(WHAT TO WORK ON):
Give only one thing: the number of lines that include the word "имени".

(RECORDS TO PROCESS):
- - -

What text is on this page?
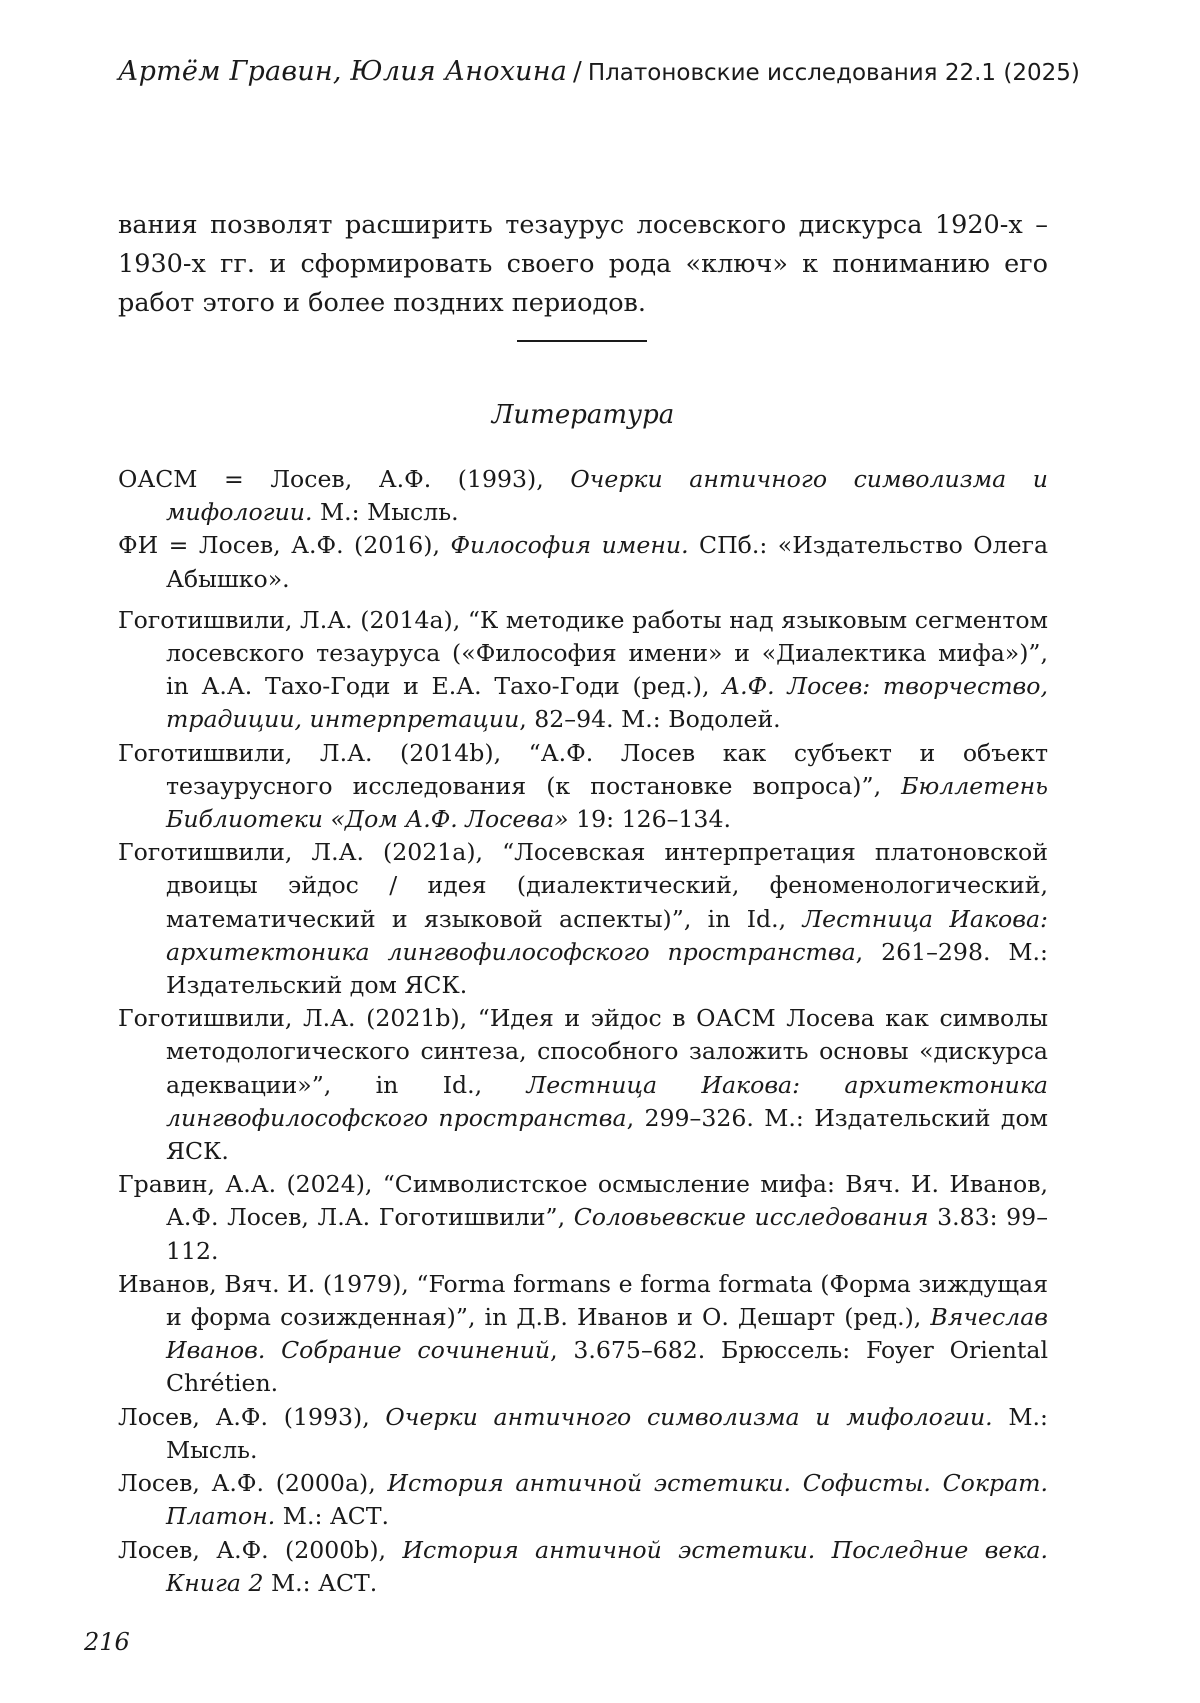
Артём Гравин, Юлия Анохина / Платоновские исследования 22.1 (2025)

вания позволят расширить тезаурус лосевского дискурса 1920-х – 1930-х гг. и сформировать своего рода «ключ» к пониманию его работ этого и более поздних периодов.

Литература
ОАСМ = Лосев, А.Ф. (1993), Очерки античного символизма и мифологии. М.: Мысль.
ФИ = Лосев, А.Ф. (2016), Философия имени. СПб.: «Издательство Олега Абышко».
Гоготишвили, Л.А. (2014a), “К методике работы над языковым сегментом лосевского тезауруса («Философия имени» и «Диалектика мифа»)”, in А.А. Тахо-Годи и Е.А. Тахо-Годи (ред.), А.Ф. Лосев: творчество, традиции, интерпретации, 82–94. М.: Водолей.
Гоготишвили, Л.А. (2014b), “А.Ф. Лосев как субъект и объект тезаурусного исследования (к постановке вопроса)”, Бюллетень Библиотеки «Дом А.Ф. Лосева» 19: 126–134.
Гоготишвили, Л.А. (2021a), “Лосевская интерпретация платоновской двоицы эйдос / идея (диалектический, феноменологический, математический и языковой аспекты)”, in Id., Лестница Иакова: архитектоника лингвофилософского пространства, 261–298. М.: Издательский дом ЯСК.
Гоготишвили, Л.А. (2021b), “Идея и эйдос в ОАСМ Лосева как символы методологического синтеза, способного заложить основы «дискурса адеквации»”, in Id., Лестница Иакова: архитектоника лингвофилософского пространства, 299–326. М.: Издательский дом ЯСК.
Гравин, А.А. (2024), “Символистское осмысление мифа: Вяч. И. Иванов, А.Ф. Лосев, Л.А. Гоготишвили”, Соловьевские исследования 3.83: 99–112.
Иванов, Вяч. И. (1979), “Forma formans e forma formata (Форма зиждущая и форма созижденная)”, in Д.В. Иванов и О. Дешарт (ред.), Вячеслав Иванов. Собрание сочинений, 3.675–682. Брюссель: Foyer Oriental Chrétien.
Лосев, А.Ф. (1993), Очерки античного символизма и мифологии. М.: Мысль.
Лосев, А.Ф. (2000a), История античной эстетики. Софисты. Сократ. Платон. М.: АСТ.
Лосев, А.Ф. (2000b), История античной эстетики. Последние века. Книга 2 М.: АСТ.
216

- - -

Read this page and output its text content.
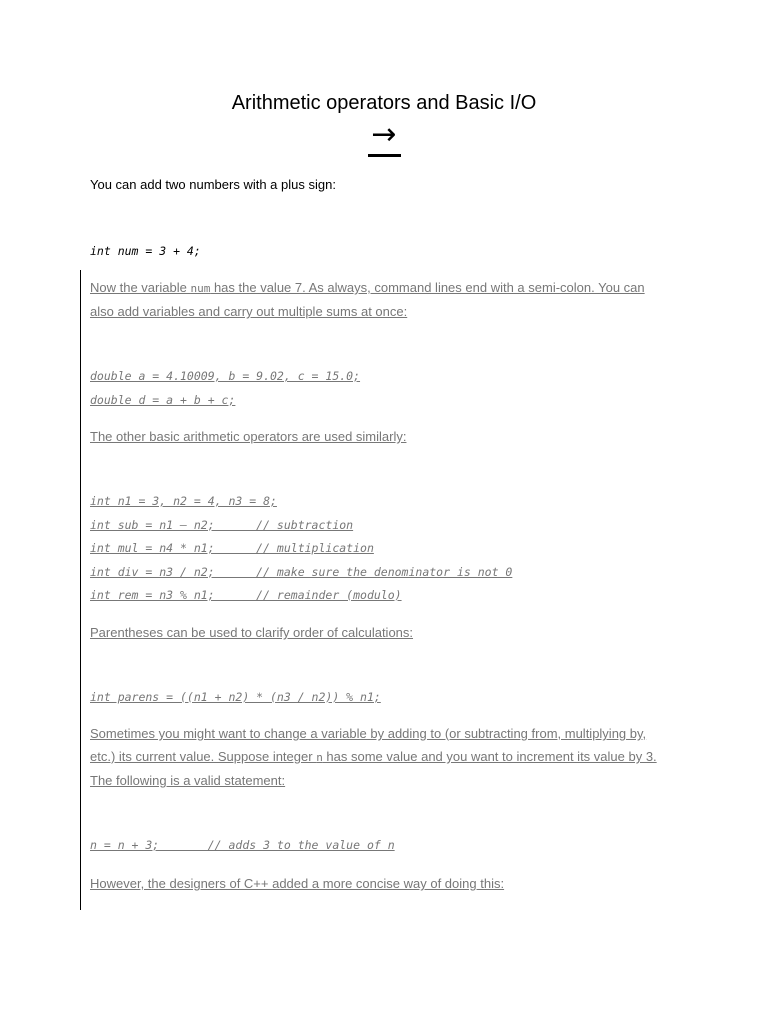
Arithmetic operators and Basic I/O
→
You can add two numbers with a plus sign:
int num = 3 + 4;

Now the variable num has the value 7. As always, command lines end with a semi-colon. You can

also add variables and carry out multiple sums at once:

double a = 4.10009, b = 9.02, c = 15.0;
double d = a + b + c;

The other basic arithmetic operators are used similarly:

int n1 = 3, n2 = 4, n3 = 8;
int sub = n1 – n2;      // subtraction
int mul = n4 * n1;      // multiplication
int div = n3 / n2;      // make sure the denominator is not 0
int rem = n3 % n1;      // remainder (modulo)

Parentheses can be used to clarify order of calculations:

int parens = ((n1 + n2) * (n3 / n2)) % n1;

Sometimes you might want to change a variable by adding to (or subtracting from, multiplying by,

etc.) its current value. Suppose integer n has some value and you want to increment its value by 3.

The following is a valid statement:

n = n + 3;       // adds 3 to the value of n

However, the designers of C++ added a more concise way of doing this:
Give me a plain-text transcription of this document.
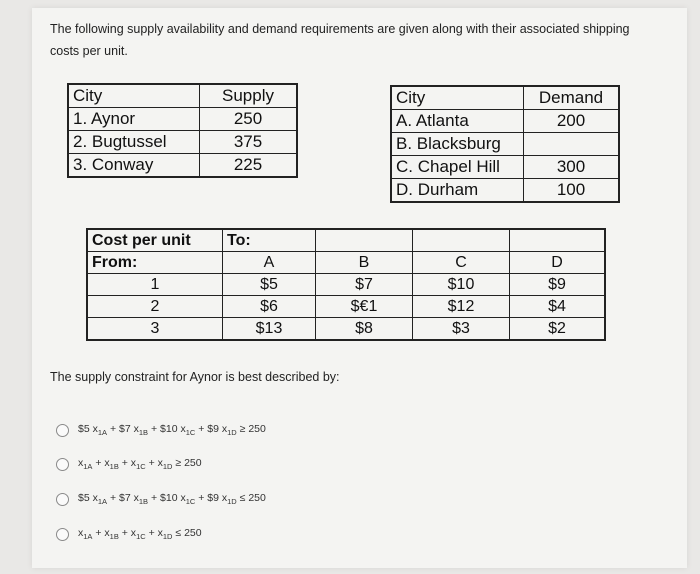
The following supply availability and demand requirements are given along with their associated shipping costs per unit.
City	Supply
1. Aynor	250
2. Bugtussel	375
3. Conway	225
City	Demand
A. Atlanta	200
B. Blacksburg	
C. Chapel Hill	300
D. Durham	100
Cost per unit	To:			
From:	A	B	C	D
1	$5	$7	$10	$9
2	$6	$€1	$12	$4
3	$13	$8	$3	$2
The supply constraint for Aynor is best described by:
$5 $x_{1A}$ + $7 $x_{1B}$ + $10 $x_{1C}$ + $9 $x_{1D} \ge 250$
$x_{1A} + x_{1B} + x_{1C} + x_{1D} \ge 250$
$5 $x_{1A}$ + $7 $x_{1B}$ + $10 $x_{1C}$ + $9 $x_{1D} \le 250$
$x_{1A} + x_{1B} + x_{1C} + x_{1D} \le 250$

- - -

(OUTPUT BELOW):
2